**TO DO:** Only lines with the word "رواه" are needed; collect each of them from the listing below.

**PROVIDED INFORMATION:**
^^^^

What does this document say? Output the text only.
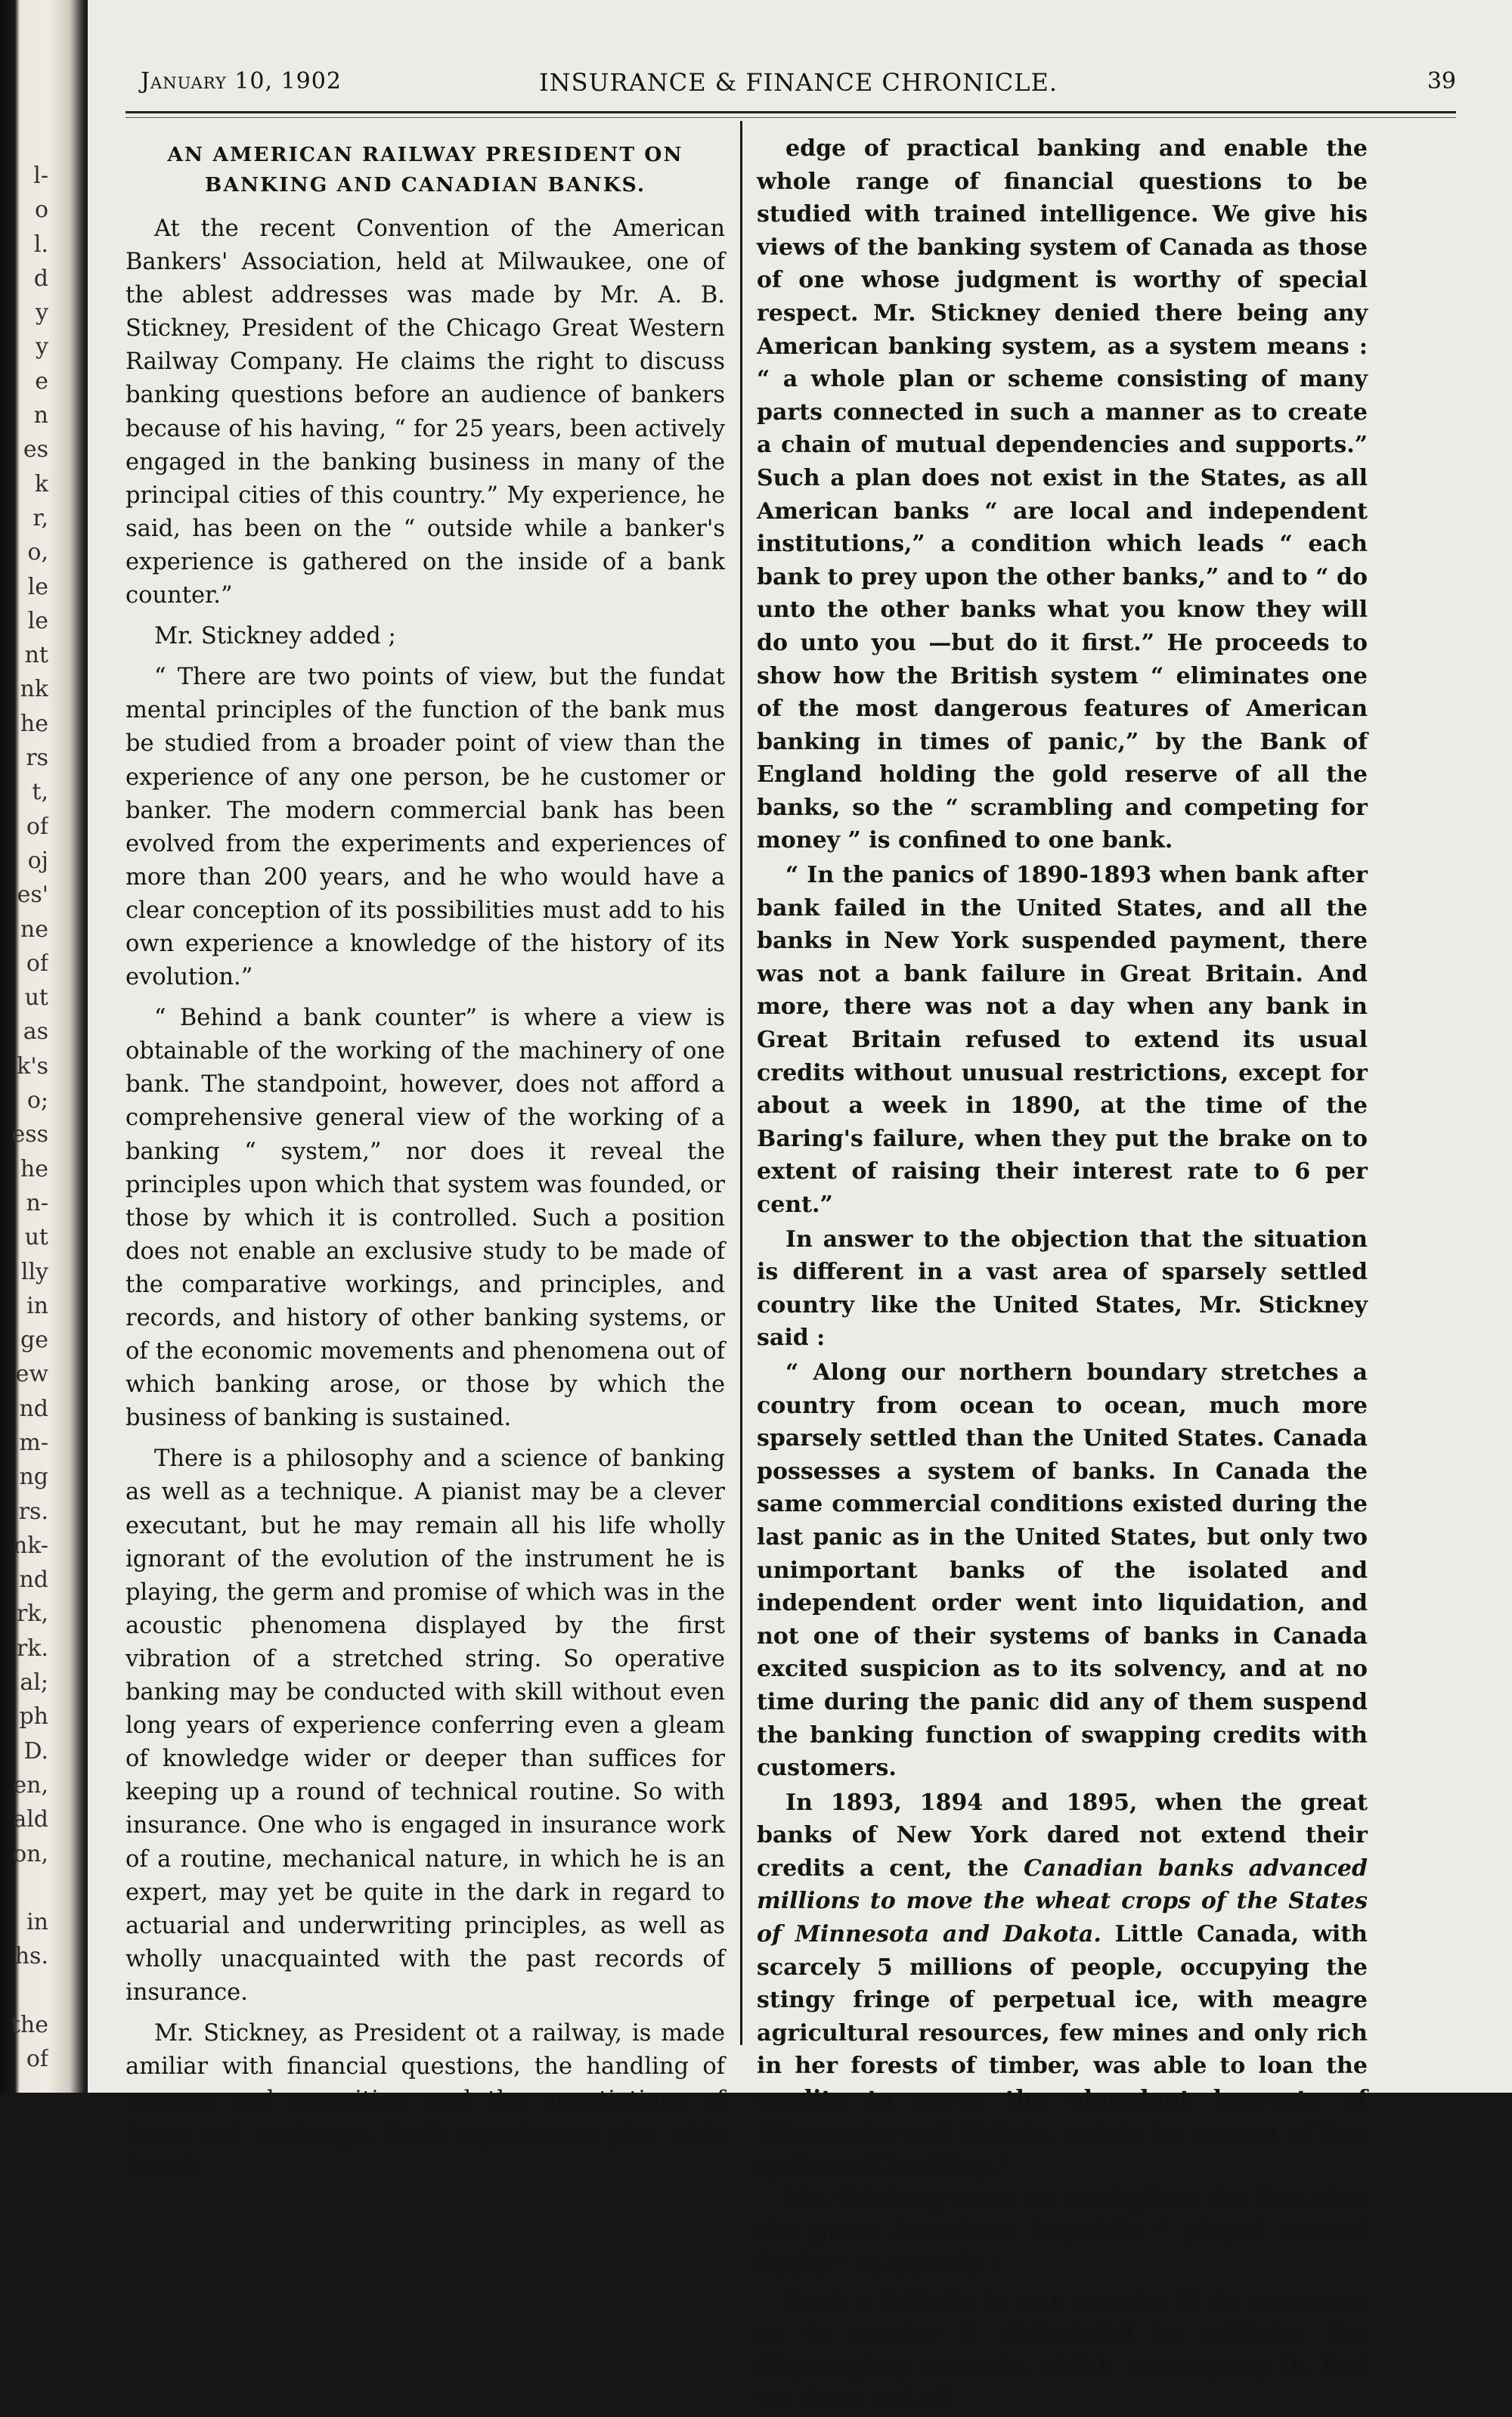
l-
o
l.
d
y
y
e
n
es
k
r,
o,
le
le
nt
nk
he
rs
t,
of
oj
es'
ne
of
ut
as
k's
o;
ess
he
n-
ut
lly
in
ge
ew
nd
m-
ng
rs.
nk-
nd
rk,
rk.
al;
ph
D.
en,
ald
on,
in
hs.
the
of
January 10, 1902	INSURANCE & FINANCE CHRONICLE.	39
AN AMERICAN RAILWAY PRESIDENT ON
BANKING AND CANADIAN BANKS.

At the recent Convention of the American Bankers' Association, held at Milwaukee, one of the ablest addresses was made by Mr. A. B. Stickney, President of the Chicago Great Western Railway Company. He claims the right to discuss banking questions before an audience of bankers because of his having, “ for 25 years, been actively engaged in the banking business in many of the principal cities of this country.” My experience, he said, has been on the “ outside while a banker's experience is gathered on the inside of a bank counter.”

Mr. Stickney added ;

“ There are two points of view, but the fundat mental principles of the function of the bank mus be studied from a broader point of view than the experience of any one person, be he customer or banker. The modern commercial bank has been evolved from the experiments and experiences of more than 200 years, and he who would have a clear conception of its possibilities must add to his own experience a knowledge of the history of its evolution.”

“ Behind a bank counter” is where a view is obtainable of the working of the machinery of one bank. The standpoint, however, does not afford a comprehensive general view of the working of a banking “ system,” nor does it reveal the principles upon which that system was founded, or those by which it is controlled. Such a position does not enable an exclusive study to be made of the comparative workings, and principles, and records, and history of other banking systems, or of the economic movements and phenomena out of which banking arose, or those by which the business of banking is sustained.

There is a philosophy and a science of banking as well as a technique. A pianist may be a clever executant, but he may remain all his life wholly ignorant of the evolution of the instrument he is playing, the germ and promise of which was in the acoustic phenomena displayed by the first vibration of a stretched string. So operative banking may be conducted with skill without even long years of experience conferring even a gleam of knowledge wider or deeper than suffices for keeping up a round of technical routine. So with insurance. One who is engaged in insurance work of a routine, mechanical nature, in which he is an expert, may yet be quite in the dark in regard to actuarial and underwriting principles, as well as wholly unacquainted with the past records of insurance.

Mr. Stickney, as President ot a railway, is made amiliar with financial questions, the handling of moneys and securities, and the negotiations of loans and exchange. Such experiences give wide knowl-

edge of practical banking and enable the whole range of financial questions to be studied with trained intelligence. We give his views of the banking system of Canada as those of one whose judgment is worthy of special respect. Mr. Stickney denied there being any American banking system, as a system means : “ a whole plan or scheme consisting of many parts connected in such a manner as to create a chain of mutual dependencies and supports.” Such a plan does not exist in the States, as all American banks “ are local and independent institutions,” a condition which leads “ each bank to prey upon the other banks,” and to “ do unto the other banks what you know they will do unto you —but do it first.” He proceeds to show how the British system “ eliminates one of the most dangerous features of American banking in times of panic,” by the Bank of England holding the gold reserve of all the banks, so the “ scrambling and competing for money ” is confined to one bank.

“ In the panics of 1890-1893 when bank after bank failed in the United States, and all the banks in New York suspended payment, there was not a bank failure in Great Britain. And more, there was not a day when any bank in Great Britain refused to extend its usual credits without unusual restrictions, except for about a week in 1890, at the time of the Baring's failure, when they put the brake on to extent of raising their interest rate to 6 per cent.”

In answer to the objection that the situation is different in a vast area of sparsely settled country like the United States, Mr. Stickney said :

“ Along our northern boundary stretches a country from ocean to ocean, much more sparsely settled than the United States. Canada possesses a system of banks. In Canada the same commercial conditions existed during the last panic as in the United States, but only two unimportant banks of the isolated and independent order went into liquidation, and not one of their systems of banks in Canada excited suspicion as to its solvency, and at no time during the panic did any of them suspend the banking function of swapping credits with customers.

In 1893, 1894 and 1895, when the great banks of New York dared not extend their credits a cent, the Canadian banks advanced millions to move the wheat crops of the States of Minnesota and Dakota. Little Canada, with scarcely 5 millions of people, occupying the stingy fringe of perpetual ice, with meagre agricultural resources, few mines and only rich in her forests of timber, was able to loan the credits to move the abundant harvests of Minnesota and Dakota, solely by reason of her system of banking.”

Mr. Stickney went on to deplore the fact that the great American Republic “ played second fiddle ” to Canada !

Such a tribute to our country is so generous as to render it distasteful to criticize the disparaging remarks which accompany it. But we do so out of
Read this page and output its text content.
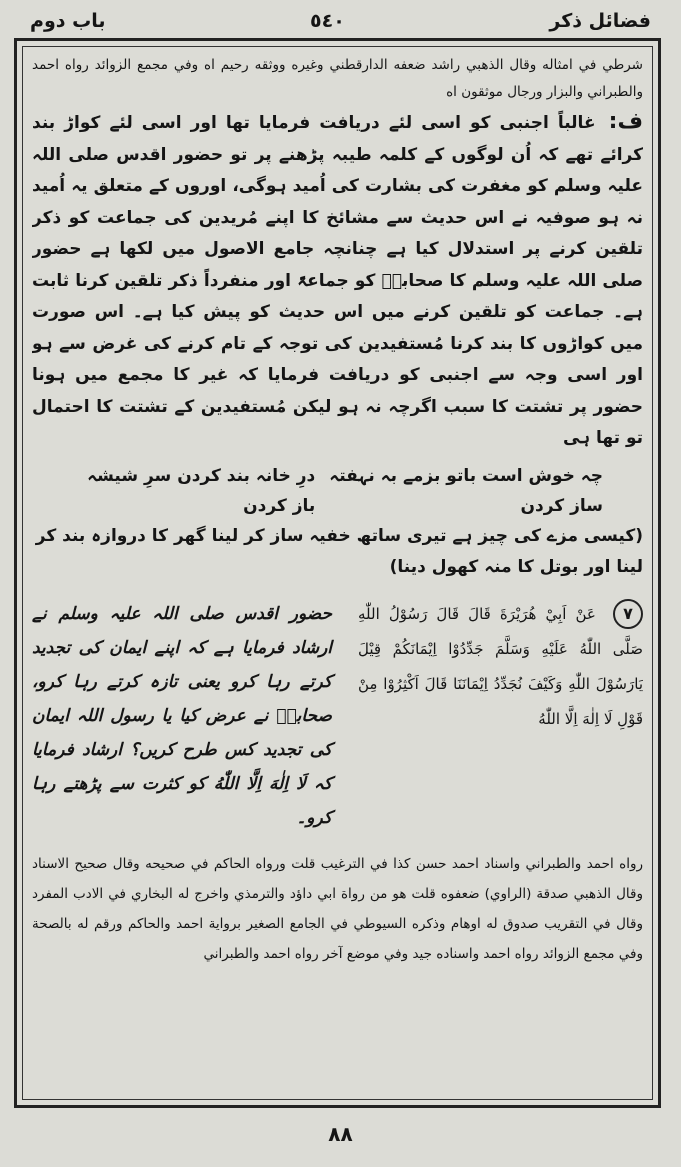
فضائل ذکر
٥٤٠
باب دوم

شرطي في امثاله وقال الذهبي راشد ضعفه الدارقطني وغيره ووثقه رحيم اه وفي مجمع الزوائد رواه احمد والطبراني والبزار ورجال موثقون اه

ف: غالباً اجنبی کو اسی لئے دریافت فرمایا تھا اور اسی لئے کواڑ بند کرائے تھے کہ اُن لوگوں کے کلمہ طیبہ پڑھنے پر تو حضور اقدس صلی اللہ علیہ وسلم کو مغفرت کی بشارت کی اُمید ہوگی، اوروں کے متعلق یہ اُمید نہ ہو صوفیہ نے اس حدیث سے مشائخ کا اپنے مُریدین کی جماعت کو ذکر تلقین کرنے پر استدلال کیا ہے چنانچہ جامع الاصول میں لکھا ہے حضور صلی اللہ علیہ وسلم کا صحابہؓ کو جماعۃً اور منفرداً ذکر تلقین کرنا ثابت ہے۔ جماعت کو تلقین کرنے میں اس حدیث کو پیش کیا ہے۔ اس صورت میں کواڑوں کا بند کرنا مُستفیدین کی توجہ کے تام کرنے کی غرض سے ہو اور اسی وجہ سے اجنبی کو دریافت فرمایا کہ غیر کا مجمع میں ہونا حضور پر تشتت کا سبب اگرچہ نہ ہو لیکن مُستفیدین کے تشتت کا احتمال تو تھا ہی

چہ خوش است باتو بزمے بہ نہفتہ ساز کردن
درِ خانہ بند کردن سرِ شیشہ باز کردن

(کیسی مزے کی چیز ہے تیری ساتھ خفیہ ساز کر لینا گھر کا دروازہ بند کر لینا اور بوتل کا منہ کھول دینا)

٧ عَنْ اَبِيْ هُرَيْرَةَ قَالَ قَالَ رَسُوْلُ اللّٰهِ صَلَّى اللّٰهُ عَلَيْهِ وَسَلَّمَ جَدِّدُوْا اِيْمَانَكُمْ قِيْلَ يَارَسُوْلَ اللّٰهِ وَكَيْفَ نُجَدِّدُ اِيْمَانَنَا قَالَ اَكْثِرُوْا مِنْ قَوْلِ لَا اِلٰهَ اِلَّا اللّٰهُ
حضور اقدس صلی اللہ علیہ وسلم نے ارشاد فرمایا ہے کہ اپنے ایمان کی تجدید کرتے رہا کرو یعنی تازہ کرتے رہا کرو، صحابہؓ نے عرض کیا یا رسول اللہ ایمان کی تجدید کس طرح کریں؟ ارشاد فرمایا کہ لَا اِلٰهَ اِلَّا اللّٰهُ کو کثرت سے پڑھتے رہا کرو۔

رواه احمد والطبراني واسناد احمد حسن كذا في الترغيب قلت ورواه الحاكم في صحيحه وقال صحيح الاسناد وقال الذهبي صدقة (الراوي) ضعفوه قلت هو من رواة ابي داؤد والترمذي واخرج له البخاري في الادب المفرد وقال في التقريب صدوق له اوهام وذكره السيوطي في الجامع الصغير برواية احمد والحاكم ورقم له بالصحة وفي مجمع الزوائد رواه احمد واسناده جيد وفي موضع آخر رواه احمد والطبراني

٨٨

^^^^

**SOLUTION TO THIS EXERCISE:**
شرطي في امثاله وقال الذهبي راشد ضعفه الدارقطني وغيره ووثقه رحيم اه وفي مجمع الزوائد رواه احمد والطبراني والبزار ورجال موثقون اه
رواه احمد والطبراني واسناد احمد حسن كذا في الترغيب قلت ورواه الحاكم في صحيحه وقال صحيح الاسناد وقال الذهبي صدقة (الراوي) ضعفوه قلت هو من رواة ابي داؤد والترمذي واخرج له البخاري في الادب المفرد وقال في التقريب صدوق له اوهام وذكره السيوطي في الجامع الصغير برواية احمد والحاكم ورقم له بالصحة وفي مجمع الزوائد رواه احمد واسناده جيد وفي موضع آخر رواه احمد والطبراني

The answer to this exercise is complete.